Written task: Write the data out again, character for character, with no images.

Structured figure records:
---

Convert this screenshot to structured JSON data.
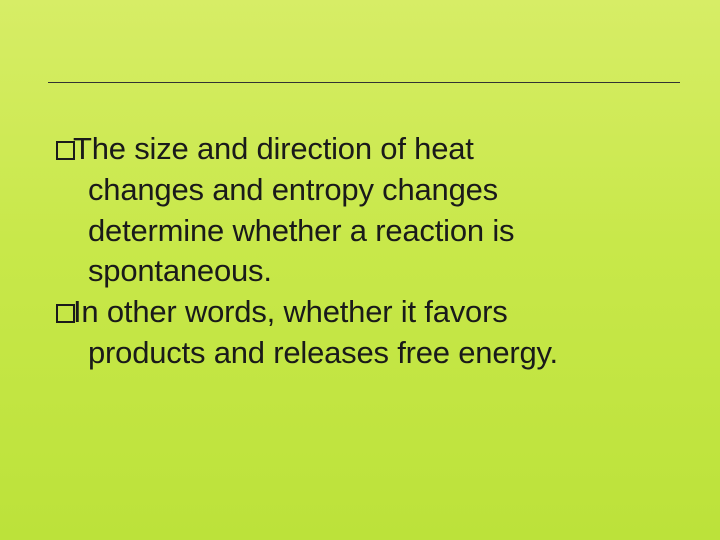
{
  "slide": {
    "background_gradient": [
      "#d7ed66",
      "#c8e84a",
      "#bce23a"
    ],
    "divider_color": "#333333",
    "text_color": "#1a1a1a",
    "font_family": "Arial",
    "font_size_pt": 24,
    "bullets": [
      {
        "first_word": "The",
        "rest_line1": " size and direction of heat",
        "line2": "changes and entropy changes",
        "line3": "determine whether a reaction is",
        "line4": "spontaneous."
      },
      {
        "first_word": "In",
        "rest_line1": " other words, whether it favors",
        "line2": "products and releases free energy."
      }
    ]
  }
}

---

Task output:
Convert this screenshot to structured JSON data.
{
  "slide": {
    "background_gradient": [
      "#d7ed66",
      "#c8e84a",
      "#bce23a"
    ],
    "divider_color": "#333333",
    "text_color": "#1a1a1a",
    "font_family": "Arial",
    "font_size_pt": 24,
    "bullets": [
      {
        "first_word": "The",
        "rest_line1": " size and direction of heat",
        "line2": "changes and entropy changes",
        "line3": "determine whether a reaction is",
        "line4": "spontaneous."
      },
      {
        "first_word": "In",
        "rest_line1": " other words, whether it favors",
        "line2": "products and releases free energy."
      }
    ]
  }
}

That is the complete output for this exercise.